───── Dataset ─────

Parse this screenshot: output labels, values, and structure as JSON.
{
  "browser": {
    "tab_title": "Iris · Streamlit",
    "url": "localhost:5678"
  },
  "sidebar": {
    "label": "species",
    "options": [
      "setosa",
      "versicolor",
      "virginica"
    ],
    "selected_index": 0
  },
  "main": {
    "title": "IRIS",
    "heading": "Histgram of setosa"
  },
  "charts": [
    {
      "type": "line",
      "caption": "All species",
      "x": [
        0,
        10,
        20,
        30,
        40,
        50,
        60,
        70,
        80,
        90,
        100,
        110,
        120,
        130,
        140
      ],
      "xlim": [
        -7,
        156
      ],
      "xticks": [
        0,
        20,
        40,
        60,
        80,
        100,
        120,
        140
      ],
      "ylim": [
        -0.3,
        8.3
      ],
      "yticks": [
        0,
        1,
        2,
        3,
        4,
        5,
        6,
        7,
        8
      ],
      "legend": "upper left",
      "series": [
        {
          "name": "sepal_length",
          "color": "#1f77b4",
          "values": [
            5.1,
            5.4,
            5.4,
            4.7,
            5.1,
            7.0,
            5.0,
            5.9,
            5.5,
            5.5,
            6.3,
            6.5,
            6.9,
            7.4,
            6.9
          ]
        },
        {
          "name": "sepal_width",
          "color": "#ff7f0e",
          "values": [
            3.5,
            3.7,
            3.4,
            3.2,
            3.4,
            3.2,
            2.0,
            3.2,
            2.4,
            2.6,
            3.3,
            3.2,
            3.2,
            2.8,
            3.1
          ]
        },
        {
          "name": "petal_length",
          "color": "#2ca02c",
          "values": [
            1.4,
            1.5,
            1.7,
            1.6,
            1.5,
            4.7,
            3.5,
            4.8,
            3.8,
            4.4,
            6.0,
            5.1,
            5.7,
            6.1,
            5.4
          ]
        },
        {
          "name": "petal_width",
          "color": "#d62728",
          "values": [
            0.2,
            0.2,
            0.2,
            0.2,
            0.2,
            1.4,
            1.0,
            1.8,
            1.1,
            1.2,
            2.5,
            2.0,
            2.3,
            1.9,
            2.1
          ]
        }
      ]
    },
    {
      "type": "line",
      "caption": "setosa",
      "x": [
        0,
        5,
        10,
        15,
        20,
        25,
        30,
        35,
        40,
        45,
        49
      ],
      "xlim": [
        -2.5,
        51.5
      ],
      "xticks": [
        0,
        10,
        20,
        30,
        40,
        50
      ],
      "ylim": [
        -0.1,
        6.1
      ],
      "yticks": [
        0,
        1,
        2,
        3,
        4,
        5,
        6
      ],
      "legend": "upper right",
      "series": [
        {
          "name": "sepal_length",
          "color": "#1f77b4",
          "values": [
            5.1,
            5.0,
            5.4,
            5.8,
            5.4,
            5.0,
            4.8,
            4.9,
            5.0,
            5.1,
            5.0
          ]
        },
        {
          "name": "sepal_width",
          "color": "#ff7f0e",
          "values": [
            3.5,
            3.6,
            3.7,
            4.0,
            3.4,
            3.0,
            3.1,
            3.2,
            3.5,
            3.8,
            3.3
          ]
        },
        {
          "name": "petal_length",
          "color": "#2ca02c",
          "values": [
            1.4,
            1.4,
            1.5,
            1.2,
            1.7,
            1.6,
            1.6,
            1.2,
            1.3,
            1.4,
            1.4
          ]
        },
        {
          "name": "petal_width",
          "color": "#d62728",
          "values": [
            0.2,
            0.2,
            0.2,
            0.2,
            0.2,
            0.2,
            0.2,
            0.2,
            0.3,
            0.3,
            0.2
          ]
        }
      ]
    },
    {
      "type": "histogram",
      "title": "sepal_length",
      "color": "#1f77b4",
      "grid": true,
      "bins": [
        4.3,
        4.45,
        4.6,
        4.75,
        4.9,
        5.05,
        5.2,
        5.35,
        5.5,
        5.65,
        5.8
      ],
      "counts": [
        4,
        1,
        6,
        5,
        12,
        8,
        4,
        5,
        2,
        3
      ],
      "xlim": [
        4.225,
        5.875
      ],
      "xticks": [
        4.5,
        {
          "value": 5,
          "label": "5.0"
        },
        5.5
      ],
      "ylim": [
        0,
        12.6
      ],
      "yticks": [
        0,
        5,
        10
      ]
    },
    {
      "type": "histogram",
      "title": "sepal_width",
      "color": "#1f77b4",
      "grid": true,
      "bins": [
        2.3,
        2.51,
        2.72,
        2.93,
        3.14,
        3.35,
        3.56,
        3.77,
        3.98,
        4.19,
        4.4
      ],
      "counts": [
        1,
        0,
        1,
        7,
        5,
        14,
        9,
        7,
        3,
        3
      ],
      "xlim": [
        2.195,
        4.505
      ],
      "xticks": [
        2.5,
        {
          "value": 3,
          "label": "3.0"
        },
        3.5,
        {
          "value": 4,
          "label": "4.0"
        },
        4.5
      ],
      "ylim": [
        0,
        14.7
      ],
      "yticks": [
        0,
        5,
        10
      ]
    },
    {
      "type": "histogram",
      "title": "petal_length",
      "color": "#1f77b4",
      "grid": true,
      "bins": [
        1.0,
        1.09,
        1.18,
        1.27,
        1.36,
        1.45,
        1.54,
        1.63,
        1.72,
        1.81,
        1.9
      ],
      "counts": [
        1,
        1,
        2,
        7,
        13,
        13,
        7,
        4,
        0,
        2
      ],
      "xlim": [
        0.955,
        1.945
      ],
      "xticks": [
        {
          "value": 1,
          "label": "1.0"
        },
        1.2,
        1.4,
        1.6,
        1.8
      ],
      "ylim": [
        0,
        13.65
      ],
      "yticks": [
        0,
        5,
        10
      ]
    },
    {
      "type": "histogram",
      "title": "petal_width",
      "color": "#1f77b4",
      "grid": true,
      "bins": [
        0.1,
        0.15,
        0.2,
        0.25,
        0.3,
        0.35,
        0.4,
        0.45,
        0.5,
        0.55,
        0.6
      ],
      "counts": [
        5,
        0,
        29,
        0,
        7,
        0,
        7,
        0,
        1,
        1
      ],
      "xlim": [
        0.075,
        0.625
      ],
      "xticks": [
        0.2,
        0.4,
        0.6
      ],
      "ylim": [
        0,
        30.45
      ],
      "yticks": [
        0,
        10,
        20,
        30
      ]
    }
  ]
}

─────

§ **Your task**
Set out the complete listing exactly as shown.

§ **Finished answer**
Parse this screenshot: output labels, values, and structure as JSON.
{
  "browser": {
    "tab_title": "Iris · Streamlit",
    "url": "localhost:5678"
  },
  "sidebar": {
    "label": "species",
    "options": [
      "setosa",
      "versicolor",
      "virginica"
    ],
    "selected_index": 0
  },
  "main": {
    "title": "IRIS",
    "heading": "Histgram of setosa"
  },
  "charts": [
    {
      "type": "line",
      "caption": "All species",
      "x": [
        0,
        10,
        20,
        30,
        40,
        50,
        60,
        70,
        80,
        90,
        100,
        110,
        120,
        130,
        140
      ],
      "xlim": [
        -7,
        156
      ],
      "xticks": [
        0,
        20,
        40,
        60,
        80,
        100,
        120,
        140
      ],
      "ylim": [
        -0.3,
        8.3
      ],
      "yticks": [
        0,
        1,
        2,
        3,
        4,
        5,
        6,
        7,
        8
      ],
      "legend": "upper left",
      "series": [
        {
          "name": "sepal_length",
          "color": "#1f77b4",
          "values": [
            5.1,
            5.4,
            5.4,
            4.7,
            5.1,
            7.0,
            5.0,
            5.9,
            5.5,
            5.5,
            6.3,
            6.5,
            6.9,
            7.4,
            6.9
          ]
        },
        {
          "name": "sepal_width",
          "color": "#ff7f0e",
          "values": [
            3.5,
            3.7,
            3.4,
            3.2,
            3.4,
            3.2,
            2.0,
            3.2,
            2.4,
            2.6,
            3.3,
            3.2,
            3.2,
            2.8,
            3.1
          ]
        },
        {
          "name": "petal_length",
          "color": "#2ca02c",
          "values": [
            1.4,
            1.5,
            1.7,
            1.6,
            1.5,
            4.7,
            3.5,
            4.8,
            3.8,
            4.4,
            6.0,
            5.1,
            5.7,
            6.1,
            5.4
          ]
        },
        {
          "name": "petal_width",
          "color": "#d62728",
          "values": [
            0.2,
            0.2,
            0.2,
            0.2,
            0.2,
            1.4,
            1.0,
            1.8,
            1.1,
            1.2,
            2.5,
            2.0,
            2.3,
            1.9,
            2.1
          ]
        }
      ]
    },
    {
      "type": "line",
      "caption": "setosa",
      "x": [
        0,
        5,
        10,
        15,
        20,
        25,
        30,
        35,
        40,
        45,
        49
      ],
      "xlim": [
        -2.5,
        51.5
      ],
      "xticks": [
        0,
        10,
        20,
        30,
        40,
        50
      ],
      "ylim": [
        -0.1,
        6.1
      ],
      "yticks": [
        0,
        1,
        2,
        3,
        4,
        5,
        6
      ],
      "legend": "upper right",
      "series": [
        {
          "name": "sepal_length",
          "color": "#1f77b4",
          "values": [
            5.1,
            5.0,
            5.4,
            5.8,
            5.4,
            5.0,
            4.8,
            4.9,
            5.0,
            5.1,
            5.0
          ]
        },
        {
          "name": "sepal_width",
          "color": "#ff7f0e",
          "values": [
            3.5,
            3.6,
            3.7,
            4.0,
            3.4,
            3.0,
            3.1,
            3.2,
            3.5,
            3.8,
            3.3
          ]
        },
        {
          "name": "petal_length",
          "color": "#2ca02c",
          "values": [
            1.4,
            1.4,
            1.5,
            1.2,
            1.7,
            1.6,
            1.6,
            1.2,
            1.3,
            1.4,
            1.4
          ]
        },
        {
          "name": "petal_width",
          "color": "#d62728",
          "values": [
            0.2,
            0.2,
            0.2,
            0.2,
            0.2,
            0.2,
            0.2,
            0.2,
            0.3,
            0.3,
            0.2
          ]
        }
      ]
    },
    {
      "type": "histogram",
      "title": "sepal_length",
      "color": "#1f77b4",
      "grid": true,
      "bins": [
        4.3,
        4.45,
        4.6,
        4.75,
        4.9,
        5.05,
        5.2,
        5.35,
        5.5,
        5.65,
        5.8
      ],
      "counts": [
        4,
        1,
        6,
        5,
        12,
        8,
        4,
        5,
        2,
        3
      ],
      "xlim": [
        4.225,
        5.875
      ],
      "xticks": [
        4.5,
        {
          "value": 5,
          "label": "5.0"
        },
        5.5
      ],
      "ylim": [
        0,
        12.6
      ],
      "yticks": [
        0,
        5,
        10
      ]
    },
    {
      "type": "histogram",
      "title": "sepal_width",
      "color": "#1f77b4",
      "grid": true,
      "bins": [
        2.3,
        2.51,
        2.72,
        2.93,
        3.14,
        3.35,
        3.56,
        3.77,
        3.98,
        4.19,
        4.4
      ],
      "counts": [
        1,
        0,
        1,
        7,
        5,
        14,
        9,
        7,
        3,
        3
      ],
      "xlim": [
        2.195,
        4.505
      ],
      "xticks": [
        2.5,
        {
          "value": 3,
          "label": "3.0"
        },
        3.5,
        {
          "value": 4,
          "label": "4.0"
        },
        4.5
      ],
      "ylim": [
        0,
        14.7
      ],
      "yticks": [
        0,
        5,
        10
      ]
    },
    {
      "type": "histogram",
      "title": "petal_length",
      "color": "#1f77b4",
      "grid": true,
      "bins": [
        1.0,
        1.09,
        1.18,
        1.27,
        1.36,
        1.45,
        1.54,
        1.63,
        1.72,
        1.81,
        1.9
      ],
      "counts": [
        1,
        1,
        2,
        7,
        13,
        13,
        7,
        4,
        0,
        2
      ],
      "xlim": [
        0.955,
        1.945
      ],
      "xticks": [
        {
          "value": 1,
          "label": "1.0"
        },
        1.2,
        1.4,
        1.6,
        1.8
      ],
      "ylim": [
        0,
        13.65
      ],
      "yticks": [
        0,
        5,
        10
      ]
    },
    {
      "type": "histogram",
      "title": "petal_width",
      "color": "#1f77b4",
      "grid": true,
      "bins": [
        0.1,
        0.15,
        0.2,
        0.25,
        0.3,
        0.35,
        0.4,
        0.45,
        0.5,
        0.55,
        0.6
      ],
      "counts": [
        5,
        0,
        29,
        0,
        7,
        0,
        7,
        0,
        1,
        1
      ],
      "xlim": [
        0.075,
        0.625
      ],
      "xticks": [
        0.2,
        0.4,
        0.6
      ],
      "ylim": [
        0,
        30.45
      ],
      "yticks": [
        0,
        10,
        20,
        30
      ]
    }
  ]
}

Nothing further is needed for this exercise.